Instructions for the task.
Return the material word for word. Do not include the pictures.
********************
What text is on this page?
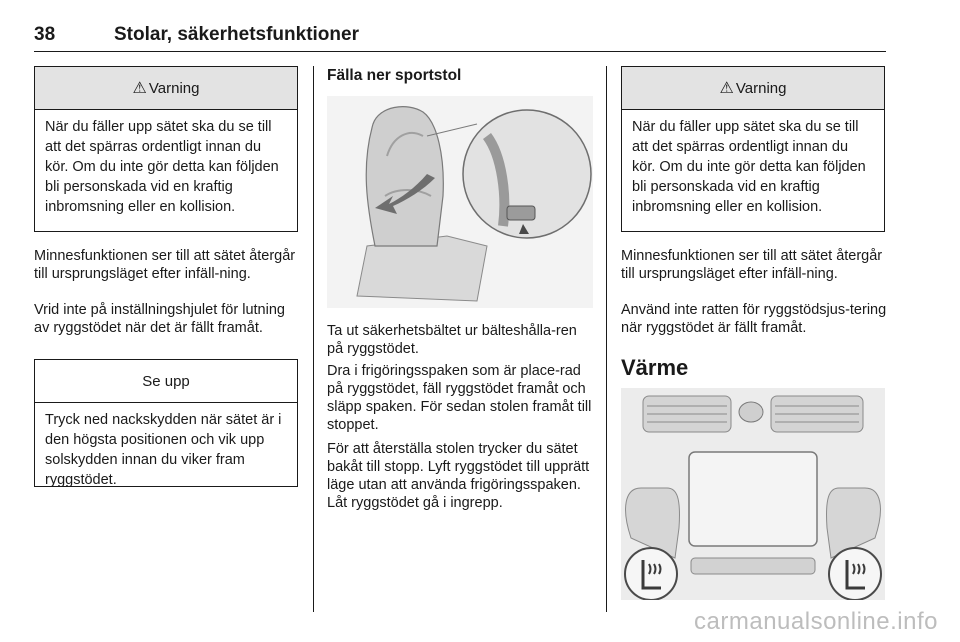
38	Stolar, säkerhetsfunktioner
⚠ Varning
När du fäller upp sätet ska du se till att det spärras ordentligt innan du kör. Om du inte gör detta kan följden bli personskada vid en kraftig inbromsning eller en kollision.

Minnesfunktionen ser till att sätet återgår till ursprungsläget efter infäll-ning.

Vrid inte på inställningshjulet för lutning av ryggstödet när det är fällt framåt.

Se upp
Tryck ned nackskydden när sätet är i den högsta positionen och vik upp solskydden innan du viker fram ryggstödet.
Fälla ner sportstol

Ta ut säkerhetsbältet ur bälteshålla-ren på ryggstödet.

Dra i frigöringsspaken som är place-rad på ryggstödet, fäll ryggstödet framåt och släpp spaken. För sedan stolen framåt till stoppet.

För att återställa stolen trycker du sätet bakåt till stopp. Lyft ryggstödet till upprätt läge utan att använda frigöringsspaken. Låt ryggstödet gå i ingrepp.

⚠ Varning
När du fäller upp sätet ska du se till att det spärras ordentligt innan du kör. Om du inte gör detta kan följden bli personskada vid en kraftig inbromsning eller en kollision.

Minnesfunktionen ser till att sätet återgår till ursprungsläget efter infäll-ning.

Använd inte ratten för ryggstödsjus-tering när ryggstödet är fällt framåt.

Värme
carmanualsonline.info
********************
Correct response.
What text is on this page?
38	Stolar, säkerhetsfunktioner
⚠ Varning
När du fäller upp sätet ska du se till att det spärras ordentligt innan du kör. Om du inte gör detta kan följden bli personskada vid en kraftig inbromsning eller en kollision.

Minnesfunktionen ser till att sätet återgår till ursprungsläget efter infäll-ning.

Vrid inte på inställningshjulet för lutning av ryggstödet när det är fällt framåt.

Se upp
Tryck ned nackskydden när sätet är i den högsta positionen och vik upp solskydden innan du viker fram ryggstödet.
Fälla ner sportstol

Ta ut säkerhetsbältet ur bälteshålla-ren på ryggstödet.

Dra i frigöringsspaken som är place-rad på ryggstödet, fäll ryggstödet framåt och släpp spaken. För sedan stolen framåt till stoppet.

För att återställa stolen trycker du sätet bakåt till stopp. Lyft ryggstödet till upprätt läge utan att använda frigöringsspaken. Låt ryggstödet gå i ingrepp.

⚠ Varning
När du fäller upp sätet ska du se till att det spärras ordentligt innan du kör. Om du inte gör detta kan följden bli personskada vid en kraftig inbromsning eller en kollision.

Minnesfunktionen ser till att sätet återgår till ursprungsläget efter infäll-ning.

Använd inte ratten för ryggstödsjus-tering när ryggstödet är fällt framåt.

Värme
carmanualsonline.info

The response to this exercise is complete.